Task to complete:
From the records below, extract all the text exactly and leave the images behind.

Record excerpts:
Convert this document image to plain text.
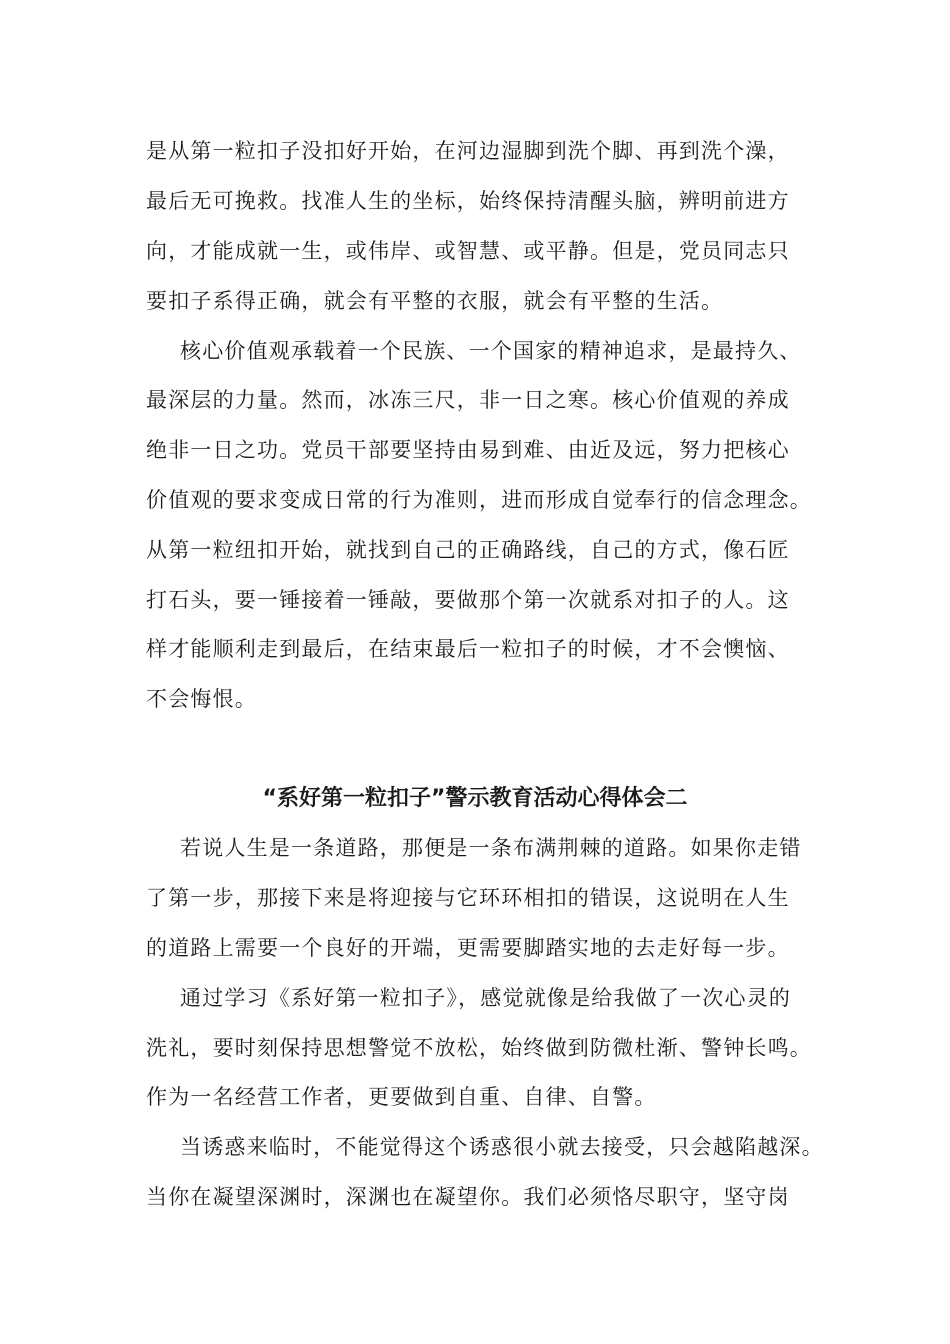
是从第一粒扣子没扣好开始，在河边湿脚到洗个脚、再到洗个澡，
最后无可挽救。找准人生的坐标，始终保持清醒头脑，辨明前进方
向，才能成就一生，或伟岸、或智慧、或平静。但是，党员同志只
要扣子系得正确，就会有平整的衣服，就会有平整的生活。
核心价值观承载着一个民族、一个国家的精神追求，是最持久、
最深层的力量。然而，冰冻三尺，非一日之寒。核心价值观的养成
绝非一日之功。党员干部要坚持由易到难、由近及远，努力把核心
价值观的要求变成日常的行为准则，进而形成自觉奉行的信念理念。
从第一粒纽扣开始，就找到自己的正确路线，自己的方式，像石匠
打石头，要一锤接着一锤敲，要做那个第一次就系对扣子的人。这
样才能顺利走到最后，在结束最后一粒扣子的时候，才不会懊恼、
不会悔恨。
“系好第一粒扣子”警示教育活动心得体会二
若说人生是一条道路，那便是一条布满荆棘的道路。如果你走错
了第一步，那接下来是将迎接与它环环相扣的错误，这说明在人生
的道路上需要一个良好的开端，更需要脚踏实地的去走好每一步。
通过学习《系好第一粒扣子》，感觉就像是给我做了一次心灵的
洗礼，要时刻保持思想警觉不放松，始终做到防微杜渐、警钟长鸣。
作为一名经营工作者，更要做到自重、自律、自警。
当诱惑来临时，不能觉得这个诱惑很小就去接受，只会越陷越深。
当你在凝望深渊时，深渊也在凝望你。我们必须恪尽职守，坚守岗
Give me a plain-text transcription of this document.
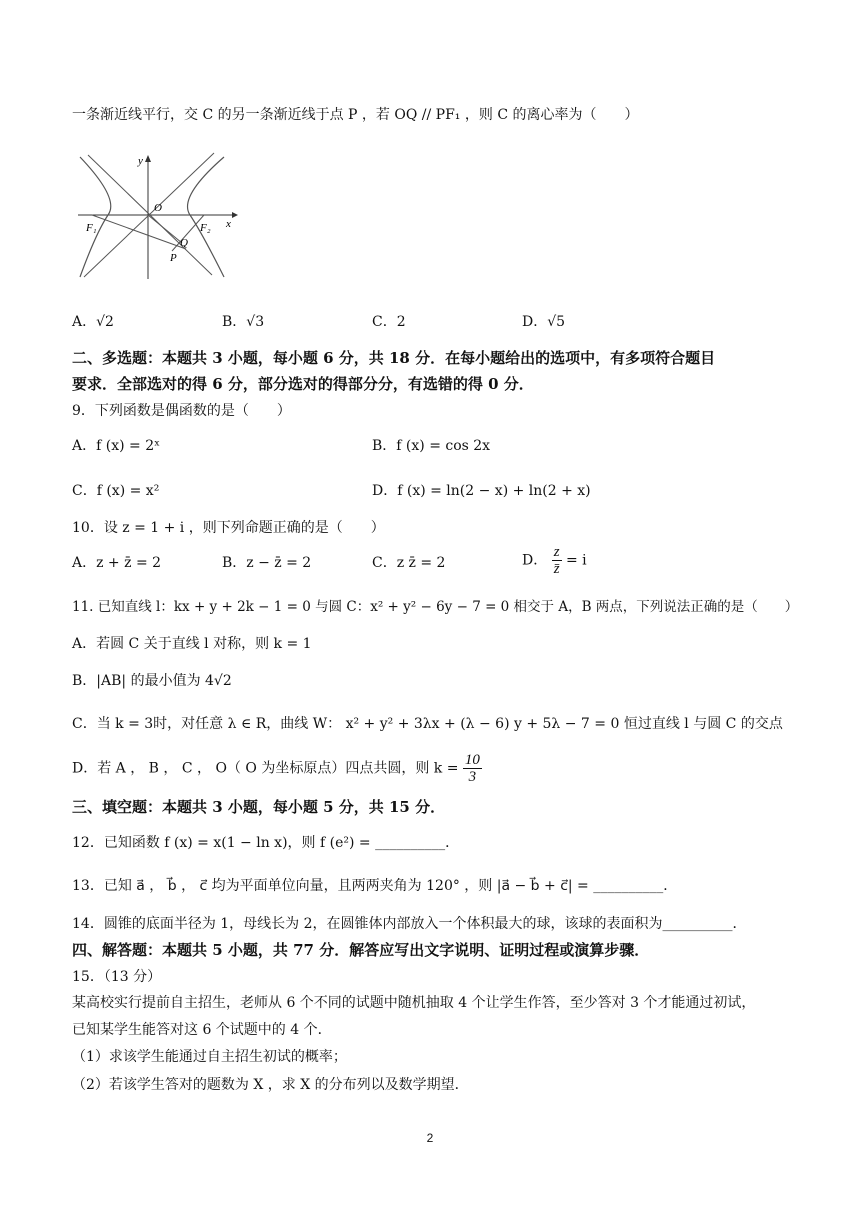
一条渐近线平行，交 C 的另一条渐近线于点 P ，若 OQ // PF₁ ，则 C 的离心率为（　　）
y
O
x
F₁	F₂
Q
P
A．√2	B．√3	C．2	D．√5
二、多选题：本题共 3 小题，每小题 6 分，共 18 分．在每小题给出的选项中，有多项符合题目
要求．全部选对的得 6 分，部分选对的得部分分，有选错的得 0 分．
9．下列函数是偶函数的是（　　）
A．f (x) = 2ˣ	B．f (x) = cos 2x
C．f (x) = x²	D．f (x) = ln(2 − x) + ln(2 + x)
10．设 z = 1 + i ，则下列命题正确的是（　　）
A．z + z̄ = 2	B．z − z̄ = 2	C．z z̄ = 2	D． $\frac{z}{z̄} = i$
11. 已知直线 l：kx + y + 2k − 1 = 0 与圆 C：x² + y² − 6y − 7 = 0 相交于 A，B 两点，下列说法正确的是（　　）
A．若圆 C 关于直线 l 对称，则 k = 1
B．|AB| 的最小值为 4√2
C．当 k = 3时，对任意 λ ∈ R，曲线 W： x² + y² + 3λx + (λ − 6) y + 5λ − 7 = 0 恒过直线 l 与圆 C 的交点
D．若 A ， B ， C ， O（ O 为坐标原点）四点共圆，则 $k = \frac{10}{3}$
三、填空题：本题共 3 小题，每小题 5 分，共 15 分．
12．已知函数 f (x) = x(1 − ln x)，则 f (e²) = __________．
13．已知 a⃗ ， b⃗ ， c⃗ 均为平面单位向量，且两两夹角为 120° ，则 |a⃗ − b⃗ + c⃗| = __________．
14．圆锥的底面半径为 1，母线长为 2，在圆锥体内部放入一个体积最大的球，该球的表面积为__________．
四、解答题：本题共 5 小题，共 77 分．解答应写出文字说明、证明过程或演算步骤．
15．（13 分）
某高校实行提前自主招生，老师从 6 个不同的试题中随机抽取 4 个让学生作答，至少答对 3 个才能通过初试，
已知某学生能答对这 6 个试题中的 4 个．
（1）求该学生能通过自主招生初试的概率；
（2）若该学生答对的题数为 X ，求 X 的分布列以及数学期望．
2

Answer for the task:
Convert this document image to plain text.
是从第一粒扣子没扣好开始，在河边湿脚到洗个脚、再到洗个澡，
最后无可挽救。找准人生的坐标，始终保持清醒头脑，辨明前进方
向，才能成就一生，或伟岸、或智慧、或平静。但是，党员同志只
要扣子系得正确，就会有平整的衣服，就会有平整的生活。
核心价值观承载着一个民族、一个国家的精神追求，是最持久、
最深层的力量。然而，冰冻三尺，非一日之寒。核心价值观的养成
绝非一日之功。党员干部要坚持由易到难、由近及远，努力把核心
价值观的要求变成日常的行为准则，进而形成自觉奉行的信念理念。
从第一粒纽扣开始，就找到自己的正确路线，自己的方式，像石匠
打石头，要一锤接着一锤敲，要做那个第一次就系对扣子的人。这
样才能顺利走到最后，在结束最后一粒扣子的时候，才不会懊恼、
不会悔恨。
“系好第一粒扣子”警示教育活动心得体会二
若说人生是一条道路，那便是一条布满荆棘的道路。如果你走错
了第一步，那接下来是将迎接与它环环相扣的错误，这说明在人生
的道路上需要一个良好的开端，更需要脚踏实地的去走好每一步。
通过学习《系好第一粒扣子》，感觉就像是给我做了一次心灵的
洗礼，要时刻保持思想警觉不放松，始终做到防微杜渐、警钟长鸣。
作为一名经营工作者，更要做到自重、自律、自警。
当诱惑来临时，不能觉得这个诱惑很小就去接受，只会越陷越深。
当你在凝望深渊时，深渊也在凝望你。我们必须恪尽职守，坚守岗
Give me a plain-text transcription of this document.
一条渐近线平行，交 C 的另一条渐近线于点 P ，若 OQ // PF₁ ，则 C 的离心率为（　　）
y
O
x
F₁	F₂
Q
P
A．√2	B．√3	C．2	D．√5
二、多选题：本题共 3 小题，每小题 6 分，共 18 分．在每小题给出的选项中，有多项符合题目
要求．全部选对的得 6 分，部分选对的得部分分，有选错的得 0 分．
9．下列函数是偶函数的是（　　）
A．f (x) = 2ˣ	B．f (x) = cos 2x
C．f (x) = x²	D．f (x) = ln(2 − x) + ln(2 + x)
10．设 z = 1 + i ，则下列命题正确的是（　　）
A．z + z̄ = 2	B．z − z̄ = 2	C．z z̄ = 2	D． $\frac{z}{z̄} = i$
11. 已知直线 l：kx + y + 2k − 1 = 0 与圆 C：x² + y² − 6y − 7 = 0 相交于 A，B 两点，下列说法正确的是（　　）
A．若圆 C 关于直线 l 对称，则 k = 1
B．|AB| 的最小值为 4√2
C．当 k = 3时，对任意 λ ∈ R，曲线 W： x² + y² + 3λx + (λ − 6) y + 5λ − 7 = 0 恒过直线 l 与圆 C 的交点
D．若 A ， B ， C ， O（ O 为坐标原点）四点共圆，则 $k = \frac{10}{3}$
三、填空题：本题共 3 小题，每小题 5 分，共 15 分．
12．已知函数 f (x) = x(1 − ln x)，则 f (e²) = __________．
13．已知 a⃗ ， b⃗ ， c⃗ 均为平面单位向量，且两两夹角为 120° ，则 |a⃗ − b⃗ + c⃗| = __________．
14．圆锥的底面半径为 1，母线长为 2，在圆锥体内部放入一个体积最大的球，该球的表面积为__________．
四、解答题：本题共 5 小题，共 77 分．解答应写出文字说明、证明过程或演算步骤．
15．（13 分）
某高校实行提前自主招生，老师从 6 个不同的试题中随机抽取 4 个让学生作答，至少答对 3 个才能通过初试，
已知某学生能答对这 6 个试题中的 4 个．
（1）求该学生能通过自主招生初试的概率；
（2）若该学生答对的题数为 X ，求 X 的分布列以及数学期望．
2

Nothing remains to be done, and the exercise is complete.